**Required work**
Identify every line containing the word "SKŁADEK" and reproduce each one.

Data items:

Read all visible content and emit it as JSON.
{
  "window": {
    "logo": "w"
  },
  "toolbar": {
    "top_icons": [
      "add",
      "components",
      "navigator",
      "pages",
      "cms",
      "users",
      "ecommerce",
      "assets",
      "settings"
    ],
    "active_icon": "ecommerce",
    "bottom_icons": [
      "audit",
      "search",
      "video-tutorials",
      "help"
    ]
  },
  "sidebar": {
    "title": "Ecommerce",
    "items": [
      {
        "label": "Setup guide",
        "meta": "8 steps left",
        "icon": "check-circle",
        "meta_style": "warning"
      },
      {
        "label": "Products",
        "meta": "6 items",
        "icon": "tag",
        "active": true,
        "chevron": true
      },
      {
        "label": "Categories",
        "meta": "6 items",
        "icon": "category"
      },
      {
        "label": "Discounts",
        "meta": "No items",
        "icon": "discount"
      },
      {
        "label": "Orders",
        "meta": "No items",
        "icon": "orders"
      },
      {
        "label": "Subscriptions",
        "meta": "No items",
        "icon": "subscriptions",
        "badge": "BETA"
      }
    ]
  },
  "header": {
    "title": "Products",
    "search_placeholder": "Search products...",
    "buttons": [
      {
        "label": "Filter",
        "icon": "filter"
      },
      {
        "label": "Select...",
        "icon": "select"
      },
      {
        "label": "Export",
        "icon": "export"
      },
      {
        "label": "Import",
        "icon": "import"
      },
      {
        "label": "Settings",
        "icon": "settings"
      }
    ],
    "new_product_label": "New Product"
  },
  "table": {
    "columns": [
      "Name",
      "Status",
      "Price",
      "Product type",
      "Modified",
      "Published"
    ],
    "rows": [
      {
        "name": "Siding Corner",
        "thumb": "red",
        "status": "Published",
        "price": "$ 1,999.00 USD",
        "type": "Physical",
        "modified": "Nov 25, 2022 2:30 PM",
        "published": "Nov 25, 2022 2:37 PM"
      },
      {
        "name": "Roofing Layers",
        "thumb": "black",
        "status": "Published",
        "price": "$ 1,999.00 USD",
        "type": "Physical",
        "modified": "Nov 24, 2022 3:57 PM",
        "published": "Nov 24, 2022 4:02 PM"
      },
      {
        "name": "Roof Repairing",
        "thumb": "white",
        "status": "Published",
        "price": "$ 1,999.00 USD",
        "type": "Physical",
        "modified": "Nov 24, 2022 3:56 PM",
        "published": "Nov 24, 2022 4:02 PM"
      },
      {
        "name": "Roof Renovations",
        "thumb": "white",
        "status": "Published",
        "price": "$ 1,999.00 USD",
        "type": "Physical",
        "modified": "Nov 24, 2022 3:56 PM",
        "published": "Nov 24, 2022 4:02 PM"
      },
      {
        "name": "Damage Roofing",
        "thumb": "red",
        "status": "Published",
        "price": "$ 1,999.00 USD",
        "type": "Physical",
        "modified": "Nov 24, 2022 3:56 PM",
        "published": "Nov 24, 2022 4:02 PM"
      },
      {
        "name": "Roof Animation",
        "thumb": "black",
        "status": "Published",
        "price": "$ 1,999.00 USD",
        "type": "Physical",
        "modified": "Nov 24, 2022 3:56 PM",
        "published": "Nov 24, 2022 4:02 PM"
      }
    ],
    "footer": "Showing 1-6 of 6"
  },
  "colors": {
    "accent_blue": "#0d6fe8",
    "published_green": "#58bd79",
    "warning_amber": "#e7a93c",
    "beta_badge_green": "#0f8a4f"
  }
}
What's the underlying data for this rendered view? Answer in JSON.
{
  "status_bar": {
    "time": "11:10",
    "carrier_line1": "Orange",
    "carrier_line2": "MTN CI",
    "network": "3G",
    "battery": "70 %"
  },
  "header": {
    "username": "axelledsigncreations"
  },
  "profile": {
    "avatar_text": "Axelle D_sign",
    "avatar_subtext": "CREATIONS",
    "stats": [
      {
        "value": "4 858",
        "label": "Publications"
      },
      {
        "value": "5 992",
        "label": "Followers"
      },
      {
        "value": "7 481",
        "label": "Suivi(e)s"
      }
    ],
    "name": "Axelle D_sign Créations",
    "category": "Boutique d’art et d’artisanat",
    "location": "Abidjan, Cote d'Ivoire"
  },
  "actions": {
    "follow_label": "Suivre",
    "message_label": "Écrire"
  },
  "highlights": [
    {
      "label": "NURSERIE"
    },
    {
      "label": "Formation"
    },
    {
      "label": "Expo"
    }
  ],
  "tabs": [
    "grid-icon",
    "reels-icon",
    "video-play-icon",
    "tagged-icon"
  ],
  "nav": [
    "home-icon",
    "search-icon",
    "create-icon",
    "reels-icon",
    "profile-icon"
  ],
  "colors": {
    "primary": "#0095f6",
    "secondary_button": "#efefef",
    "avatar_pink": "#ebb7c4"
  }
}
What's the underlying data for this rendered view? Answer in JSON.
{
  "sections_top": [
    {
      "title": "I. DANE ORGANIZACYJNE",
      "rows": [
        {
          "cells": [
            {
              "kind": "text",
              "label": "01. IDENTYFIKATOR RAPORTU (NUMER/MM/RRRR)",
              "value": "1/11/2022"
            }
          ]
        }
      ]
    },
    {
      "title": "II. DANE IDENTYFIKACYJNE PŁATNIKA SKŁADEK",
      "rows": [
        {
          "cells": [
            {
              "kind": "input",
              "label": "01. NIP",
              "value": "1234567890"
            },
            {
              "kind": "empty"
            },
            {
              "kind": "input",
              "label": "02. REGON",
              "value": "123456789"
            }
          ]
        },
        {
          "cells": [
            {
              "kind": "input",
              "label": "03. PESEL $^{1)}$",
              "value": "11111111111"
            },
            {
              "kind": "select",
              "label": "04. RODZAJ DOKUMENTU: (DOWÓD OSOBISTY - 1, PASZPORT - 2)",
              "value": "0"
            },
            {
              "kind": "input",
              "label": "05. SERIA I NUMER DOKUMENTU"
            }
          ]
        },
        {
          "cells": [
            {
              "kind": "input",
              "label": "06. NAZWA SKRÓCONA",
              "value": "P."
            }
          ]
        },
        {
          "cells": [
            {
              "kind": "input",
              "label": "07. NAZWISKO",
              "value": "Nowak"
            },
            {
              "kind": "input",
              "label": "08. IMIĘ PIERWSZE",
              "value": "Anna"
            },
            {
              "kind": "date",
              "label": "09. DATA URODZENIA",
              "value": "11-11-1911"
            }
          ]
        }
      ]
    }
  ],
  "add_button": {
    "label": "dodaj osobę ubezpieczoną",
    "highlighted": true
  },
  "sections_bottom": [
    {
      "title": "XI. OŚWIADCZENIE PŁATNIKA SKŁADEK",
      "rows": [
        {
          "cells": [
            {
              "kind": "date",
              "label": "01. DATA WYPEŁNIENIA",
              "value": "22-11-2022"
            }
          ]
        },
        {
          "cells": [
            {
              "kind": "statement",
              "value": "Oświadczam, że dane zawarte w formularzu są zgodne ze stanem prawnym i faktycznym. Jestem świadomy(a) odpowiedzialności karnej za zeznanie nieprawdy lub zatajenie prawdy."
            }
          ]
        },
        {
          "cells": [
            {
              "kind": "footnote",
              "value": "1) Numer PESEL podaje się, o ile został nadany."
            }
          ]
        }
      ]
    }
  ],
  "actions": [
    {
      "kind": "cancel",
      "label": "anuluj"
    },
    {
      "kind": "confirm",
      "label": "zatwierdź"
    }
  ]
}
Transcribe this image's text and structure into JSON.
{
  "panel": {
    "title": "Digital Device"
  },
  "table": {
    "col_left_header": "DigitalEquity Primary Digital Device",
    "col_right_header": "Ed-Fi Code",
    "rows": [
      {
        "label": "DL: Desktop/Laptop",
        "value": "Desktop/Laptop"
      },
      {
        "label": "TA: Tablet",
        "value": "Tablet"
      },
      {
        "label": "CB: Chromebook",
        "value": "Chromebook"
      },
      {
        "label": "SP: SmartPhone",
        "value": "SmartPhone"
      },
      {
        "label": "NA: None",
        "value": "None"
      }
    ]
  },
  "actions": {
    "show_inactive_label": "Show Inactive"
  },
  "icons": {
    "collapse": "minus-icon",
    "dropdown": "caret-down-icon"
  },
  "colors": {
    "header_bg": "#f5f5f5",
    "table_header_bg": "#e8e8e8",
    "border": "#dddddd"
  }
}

**Answer below**
      "title": "II. DANE IDENTYFIKACYJNE PŁATNIKA SKŁADEK",
      "title": "XI. OŚWIADCZENIE PŁATNIKA SKŁADEK",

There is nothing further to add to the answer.